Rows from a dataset
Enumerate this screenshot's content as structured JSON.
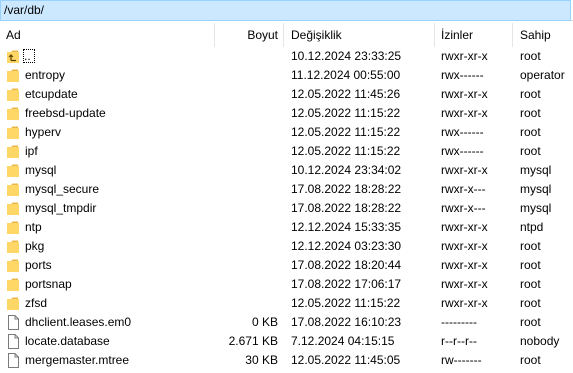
{
  "path": "/var/db/",
  "columns": {
    "name": "Ad",
    "size": "Boyut",
    "modified": "Değişiklik",
    "permissions": "İzinler",
    "owner": "Sahip"
  },
  "colors": {
    "selection_fill": "#cce8ff",
    "selection_border": "#99d1ff",
    "folder_fill": "#ffd766",
    "folder_dark": "#e8b84a"
  },
  "rows": [
    {
      "name": "..",
      "size": "",
      "modified": "10.12.2024 23:33:25",
      "permissions": "rwxr-xr-x",
      "owner": "root",
      "icon": "parent-folder-icon"
    },
    {
      "name": "entropy",
      "size": "",
      "modified": "11.12.2024 00:55:00",
      "permissions": "rwx------",
      "owner": "operator",
      "icon": "folder-icon"
    },
    {
      "name": "etcupdate",
      "size": "",
      "modified": "12.05.2022 11:45:26",
      "permissions": "rwxr-xr-x",
      "owner": "root",
      "icon": "folder-icon"
    },
    {
      "name": "freebsd-update",
      "size": "",
      "modified": "12.05.2022 11:15:22",
      "permissions": "rwxr-xr-x",
      "owner": "root",
      "icon": "folder-icon"
    },
    {
      "name": "hyperv",
      "size": "",
      "modified": "12.05.2022 11:15:22",
      "permissions": "rwx------",
      "owner": "root",
      "icon": "folder-icon"
    },
    {
      "name": "ipf",
      "size": "",
      "modified": "12.05.2022 11:15:22",
      "permissions": "rwx------",
      "owner": "root",
      "icon": "folder-icon"
    },
    {
      "name": "mysql",
      "size": "",
      "modified": "10.12.2024 23:34:02",
      "permissions": "rwxr-xr-x",
      "owner": "mysql",
      "icon": "folder-icon"
    },
    {
      "name": "mysql_secure",
      "size": "",
      "modified": "17.08.2022 18:28:22",
      "permissions": "rwxr-x---",
      "owner": "mysql",
      "icon": "folder-icon"
    },
    {
      "name": "mysql_tmpdir",
      "size": "",
      "modified": "17.08.2022 18:28:22",
      "permissions": "rwxr-x---",
      "owner": "mysql",
      "icon": "folder-icon"
    },
    {
      "name": "ntp",
      "size": "",
      "modified": "12.12.2024 15:33:35",
      "permissions": "rwxr-xr-x",
      "owner": "ntpd",
      "icon": "folder-icon"
    },
    {
      "name": "pkg",
      "size": "",
      "modified": "12.12.2024 03:23:30",
      "permissions": "rwxr-xr-x",
      "owner": "root",
      "icon": "folder-icon"
    },
    {
      "name": "ports",
      "size": "",
      "modified": "17.08.2022 18:20:44",
      "permissions": "rwxr-xr-x",
      "owner": "root",
      "icon": "folder-icon"
    },
    {
      "name": "portsnap",
      "size": "",
      "modified": "17.08.2022 17:06:17",
      "permissions": "rwxr-xr-x",
      "owner": "root",
      "icon": "folder-icon"
    },
    {
      "name": "zfsd",
      "size": "",
      "modified": "12.05.2022 11:15:22",
      "permissions": "rwxr-xr-x",
      "owner": "root",
      "icon": "folder-icon"
    },
    {
      "name": "dhclient.leases.em0",
      "size": "0 KB",
      "modified": "17.08.2022 16:10:23",
      "permissions": "---------",
      "owner": "root",
      "icon": "file-icon"
    },
    {
      "name": "locate.database",
      "size": "2.671 KB",
      "modified": "7.12.2024 04:15:15",
      "permissions": "r--r--r--",
      "owner": "nobody",
      "icon": "file-icon"
    },
    {
      "name": "mergemaster.mtree",
      "size": "30 KB",
      "modified": "12.05.2022 11:45:05",
      "permissions": "rw-------",
      "owner": "root",
      "icon": "file-icon"
    }
  ]
}
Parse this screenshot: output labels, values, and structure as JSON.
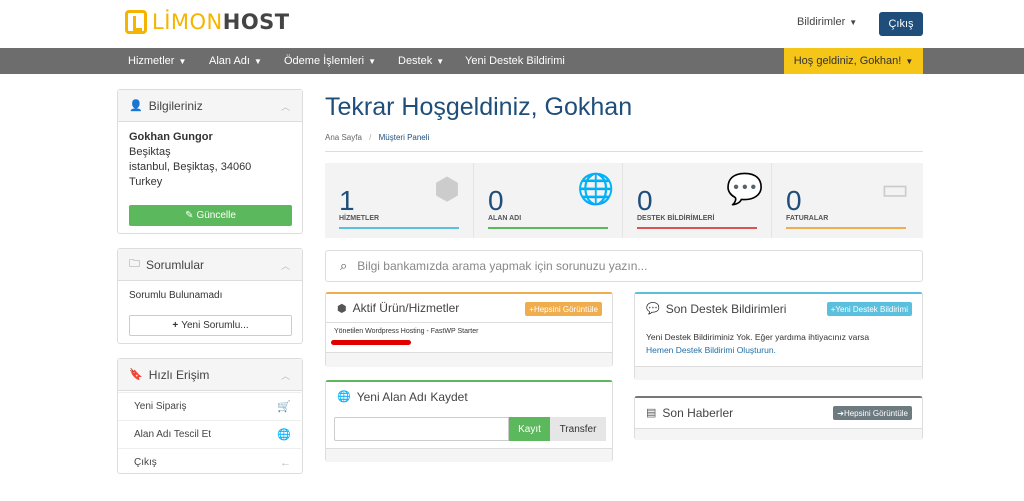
{
  "header": {
    "logo_part1": "LİMON",
    "logo_part2": "HOST",
    "notifications_label": "Bildirimler",
    "logout_label": "Çıkış"
  },
  "nav": {
    "items": [
      {
        "label": "Hizmetler",
        "dropdown": true
      },
      {
        "label": "Alan Adı",
        "dropdown": true
      },
      {
        "label": "Ödeme İşlemleri",
        "dropdown": true
      },
      {
        "label": "Destek",
        "dropdown": true
      },
      {
        "label": "Yeni Destek Bildirimi",
        "dropdown": false
      }
    ],
    "welcome": "Hoş geldiniz, Gokhan!"
  },
  "sidebar": {
    "info": {
      "title": "Bilgileriniz",
      "name": "Gokhan Gungor",
      "address1": "Beşiktaş",
      "address2": "istanbul, Beşiktaş, 34060",
      "country": "Turkey",
      "update_label": "Güncelle"
    },
    "contacts": {
      "title": "Sorumlular",
      "empty_text": "Sorumlu Bulunamadı",
      "new_label": "Yeni Sorumlu..."
    },
    "quick": {
      "title": "Hızlı Erişim",
      "items": [
        {
          "label": "Yeni Sipariş",
          "icon": "cart-icon"
        },
        {
          "label": "Alan Adı Tescil Et",
          "icon": "globe-icon"
        },
        {
          "label": "Çıkış",
          "icon": "arrow-left-icon"
        }
      ]
    }
  },
  "main": {
    "title": "Tekrar Hoşgeldiniz, Gokhan",
    "breadcrumb": [
      "Ana Sayfa",
      "Müşteri Paneli"
    ],
    "stats": [
      {
        "value": "1",
        "label": "HİZMETLER",
        "color": "#5bc0de",
        "icon": "cube-icon"
      },
      {
        "value": "0",
        "label": "ALAN ADI",
        "color": "#5cb85c",
        "icon": "globe-icon"
      },
      {
        "value": "0",
        "label": "DESTEK BİLDİRİMLERİ",
        "color": "#d9534f",
        "icon": "comments-icon"
      },
      {
        "value": "0",
        "label": "FATURALAR",
        "color": "#f0ad4e",
        "icon": "credit-card-icon"
      }
    ],
    "search_placeholder": "Bilgi bankamızda arama yapmak için sorunuzu yazın...",
    "products": {
      "title": "Aktif Ürün/Hizmetler",
      "view_all": "Hepsini Görüntüle",
      "item": "Yönetilen Wordpress Hosting - FastWP Starter"
    },
    "domain": {
      "title": "Yeni Alan Adı Kaydet",
      "register_label": "Kayıt",
      "transfer_label": "Transfer"
    },
    "tickets": {
      "title": "Son Destek Bildirimleri",
      "new_label": "Yeni Destek Bildirimi",
      "text": "Yeni Destek Bildiriminiz Yok. Eğer yardıma ihtiyacınız varsa",
      "link": "Hemen Destek Bildirimi Oluşturun."
    },
    "news": {
      "title": "Son Haberler",
      "view_all": "Hepsini Görüntüle"
    }
  }
}
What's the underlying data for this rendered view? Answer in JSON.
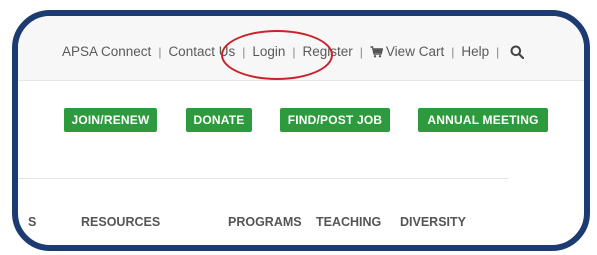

## Work required
Pictures appear in the records above. Output everything except them, exactly.

## Worked answer
Enumerate this screenshot's content as structured JSON.
{
  "path": "/var/db/",
  "columns": {
    "name": "Ad",
    "size": "Boyut",
    "modified": "Değişiklik",
    "permissions": "İzinler",
    "owner": "Sahip"
  },
  "colors": {
    "selection_fill": "#cce8ff",
    "selection_border": "#99d1ff",
    "folder_fill": "#ffd766",
    "folder_dark": "#e8b84a"
  },
  "rows": [
    {
      "name": "..",
      "size": "",
      "modified": "10.12.2024 23:33:25",
      "permissions": "rwxr-xr-x",
      "owner": "root",
      "icon": "parent-folder-icon"
    },
    {
      "name": "entropy",
      "size": "",
      "modified": "11.12.2024 00:55:00",
      "permissions": "rwx------",
      "owner": "operator",
      "icon": "folder-icon"
    },
    {
      "name": "etcupdate",
      "size": "",
      "modified": "12.05.2022 11:45:26",
      "permissions": "rwxr-xr-x",
      "owner": "root",
      "icon": "folder-icon"
    },
    {
      "name": "freebsd-update",
      "size": "",
      "modified": "12.05.2022 11:15:22",
      "permissions": "rwxr-xr-x",
      "owner": "root",
      "icon": "folder-icon"
    },
    {
      "name": "hyperv",
      "size": "",
      "modified": "12.05.2022 11:15:22",
      "permissions": "rwx------",
      "owner": "root",
      "icon": "folder-icon"
    },
    {
      "name": "ipf",
      "size": "",
      "modified": "12.05.2022 11:15:22",
      "permissions": "rwx------",
      "owner": "root",
      "icon": "folder-icon"
    },
    {
      "name": "mysql",
      "size": "",
      "modified": "10.12.2024 23:34:02",
      "permissions": "rwxr-xr-x",
      "owner": "mysql",
      "icon": "folder-icon"
    },
    {
      "name": "mysql_secure",
      "size": "",
      "modified": "17.08.2022 18:28:22",
      "permissions": "rwxr-x---",
      "owner": "mysql",
      "icon": "folder-icon"
    },
    {
      "name": "mysql_tmpdir",
      "size": "",
      "modified": "17.08.2022 18:28:22",
      "permissions": "rwxr-x---",
      "owner": "mysql",
      "icon": "folder-icon"
    },
    {
      "name": "ntp",
      "size": "",
      "modified": "12.12.2024 15:33:35",
      "permissions": "rwxr-xr-x",
      "owner": "ntpd",
      "icon": "folder-icon"
    },
    {
      "name": "pkg",
      "size": "",
      "modified": "12.12.2024 03:23:30",
      "permissions": "rwxr-xr-x",
      "owner": "root",
      "icon": "folder-icon"
    },
    {
      "name": "ports",
      "size": "",
      "modified": "17.08.2022 18:20:44",
      "permissions": "rwxr-xr-x",
      "owner": "root",
      "icon": "folder-icon"
    },
    {
      "name": "portsnap",
      "size": "",
      "modified": "17.08.2022 17:06:17",
      "permissions": "rwxr-xr-x",
      "owner": "root",
      "icon": "folder-icon"
    },
    {
      "name": "zfsd",
      "size": "",
      "modified": "12.05.2022 11:15:22",
      "permissions": "rwxr-xr-x",
      "owner": "root",
      "icon": "folder-icon"
    },
    {
      "name": "dhclient.leases.em0",
      "size": "0 KB",
      "modified": "17.08.2022 16:10:23",
      "permissions": "---------",
      "owner": "root",
      "icon": "file-icon"
    },
    {
      "name": "locate.database",
      "size": "2.671 KB",
      "modified": "7.12.2024 04:15:15",
      "permissions": "r--r--r--",
      "owner": "nobody",
      "icon": "file-icon"
    },
    {
      "name": "mergemaster.mtree",
      "size": "30 KB",
      "modified": "12.05.2022 11:45:05",
      "permissions": "rw-------",
      "owner": "root",
      "icon": "file-icon"
    }
  ]
}
Parse this screenshot: output labels, values, and structure as JSON.
{
  "header": {
    "logo_part1": "LİMON",
    "logo_part2": "HOST",
    "notifications_label": "Bildirimler",
    "logout_label": "Çıkış"
  },
  "nav": {
    "items": [
      {
        "label": "Hizmetler",
        "dropdown": true
      },
      {
        "label": "Alan Adı",
        "dropdown": true
      },
      {
        "label": "Ödeme İşlemleri",
        "dropdown": true
      },
      {
        "label": "Destek",
        "dropdown": true
      },
      {
        "label": "Yeni Destek Bildirimi",
        "dropdown": false
      }
    ],
    "welcome": "Hoş geldiniz, Gokhan!"
  },
  "sidebar": {
    "info": {
      "title": "Bilgileriniz",
      "name": "Gokhan Gungor",
      "address1": "Beşiktaş",
      "address2": "istanbul, Beşiktaş, 34060",
      "country": "Turkey",
      "update_label": "Güncelle"
    },
    "contacts": {
      "title": "Sorumlular",
      "empty_text": "Sorumlu Bulunamadı",
      "new_label": "Yeni Sorumlu..."
    },
    "quick": {
      "title": "Hızlı Erişim",
      "items": [
        {
          "label": "Yeni Sipariş",
          "icon": "cart-icon"
        },
        {
          "label": "Alan Adı Tescil Et",
          "icon": "globe-icon"
        },
        {
          "label": "Çıkış",
          "icon": "arrow-left-icon"
        }
      ]
    }
  },
  "main": {
    "title": "Tekrar Hoşgeldiniz, Gokhan",
    "breadcrumb": [
      "Ana Sayfa",
      "Müşteri Paneli"
    ],
    "stats": [
      {
        "value": "1",
        "label": "HİZMETLER",
        "color": "#5bc0de",
        "icon": "cube-icon"
      },
      {
        "value": "0",
        "label": "ALAN ADI",
        "color": "#5cb85c",
        "icon": "globe-icon"
      },
      {
        "value": "0",
        "label": "DESTEK BİLDİRİMLERİ",
        "color": "#d9534f",
        "icon": "comments-icon"
      },
      {
        "value": "0",
        "label": "FATURALAR",
        "color": "#f0ad4e",
        "icon": "credit-card-icon"
      }
    ],
    "search_placeholder": "Bilgi bankamızda arama yapmak için sorunuzu yazın...",
    "products": {
      "title": "Aktif Ürün/Hizmetler",
      "view_all": "Hepsini Görüntüle",
      "item": "Yönetilen Wordpress Hosting - FastWP Starter"
    },
    "domain": {
      "title": "Yeni Alan Adı Kaydet",
      "register_label": "Kayıt",
      "transfer_label": "Transfer"
    },
    "tickets": {
      "title": "Son Destek Bildirimleri",
      "new_label": "Yeni Destek Bildirimi",
      "text": "Yeni Destek Bildiriminiz Yok. Eğer yardıma ihtiyacınız varsa",
      "link": "Hemen Destek Bildirimi Oluşturun."
    },
    "news": {
      "title": "Son Haberler",
      "view_all": "Hepsini Görüntüle"
    }
  }
}
What's the underlying data for this rendered view? Answer in JSON.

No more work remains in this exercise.